→ **PROBLEM DETAILS**
Each line of the material must be returned exactly.

→ **Stored data**
▼▼▼
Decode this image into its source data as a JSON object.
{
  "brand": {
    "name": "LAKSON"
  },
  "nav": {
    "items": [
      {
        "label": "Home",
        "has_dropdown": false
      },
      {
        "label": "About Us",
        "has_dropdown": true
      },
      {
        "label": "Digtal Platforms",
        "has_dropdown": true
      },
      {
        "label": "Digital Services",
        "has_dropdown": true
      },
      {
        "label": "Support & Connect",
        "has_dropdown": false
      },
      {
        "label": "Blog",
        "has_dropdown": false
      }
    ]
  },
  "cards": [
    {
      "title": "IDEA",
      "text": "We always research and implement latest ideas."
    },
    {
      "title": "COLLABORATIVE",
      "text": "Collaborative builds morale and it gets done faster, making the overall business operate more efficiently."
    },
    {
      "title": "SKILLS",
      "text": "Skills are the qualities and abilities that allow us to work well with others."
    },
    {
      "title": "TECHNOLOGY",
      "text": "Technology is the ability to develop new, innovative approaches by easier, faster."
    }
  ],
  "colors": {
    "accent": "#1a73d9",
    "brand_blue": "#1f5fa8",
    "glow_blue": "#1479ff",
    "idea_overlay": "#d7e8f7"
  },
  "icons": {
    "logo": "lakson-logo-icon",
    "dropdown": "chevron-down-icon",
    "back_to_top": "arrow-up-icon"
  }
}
▲▲▲
→ **ANSWER TO THE EXERCISE**
Decode this image into its source data as a JSON object.
{
  "brand": {
    "name": "LAKSON"
  },
  "nav": {
    "items": [
      {
        "label": "Home",
        "has_dropdown": false
      },
      {
        "label": "About Us",
        "has_dropdown": true
      },
      {
        "label": "Digtal Platforms",
        "has_dropdown": true
      },
      {
        "label": "Digital Services",
        "has_dropdown": true
      },
      {
        "label": "Support & Connect",
        "has_dropdown": false
      },
      {
        "label": "Blog",
        "has_dropdown": false
      }
    ]
  },
  "cards": [
    {
      "title": "IDEA",
      "text": "We always research and implement latest ideas."
    },
    {
      "title": "COLLABORATIVE",
      "text": "Collaborative builds morale and it gets done faster, making the overall business operate more efficiently."
    },
    {
      "title": "SKILLS",
      "text": "Skills are the qualities and abilities that allow us to work well with others."
    },
    {
      "title": "TECHNOLOGY",
      "text": "Technology is the ability to develop new, innovative approaches by easier, faster."
    }
  ],
  "colors": {
    "accent": "#1a73d9",
    "brand_blue": "#1f5fa8",
    "glow_blue": "#1479ff",
    "idea_overlay": "#d7e8f7"
  },
  "icons": {
    "logo": "lakson-logo-icon",
    "dropdown": "chevron-down-icon",
    "back_to_top": "arrow-up-icon"
  }
}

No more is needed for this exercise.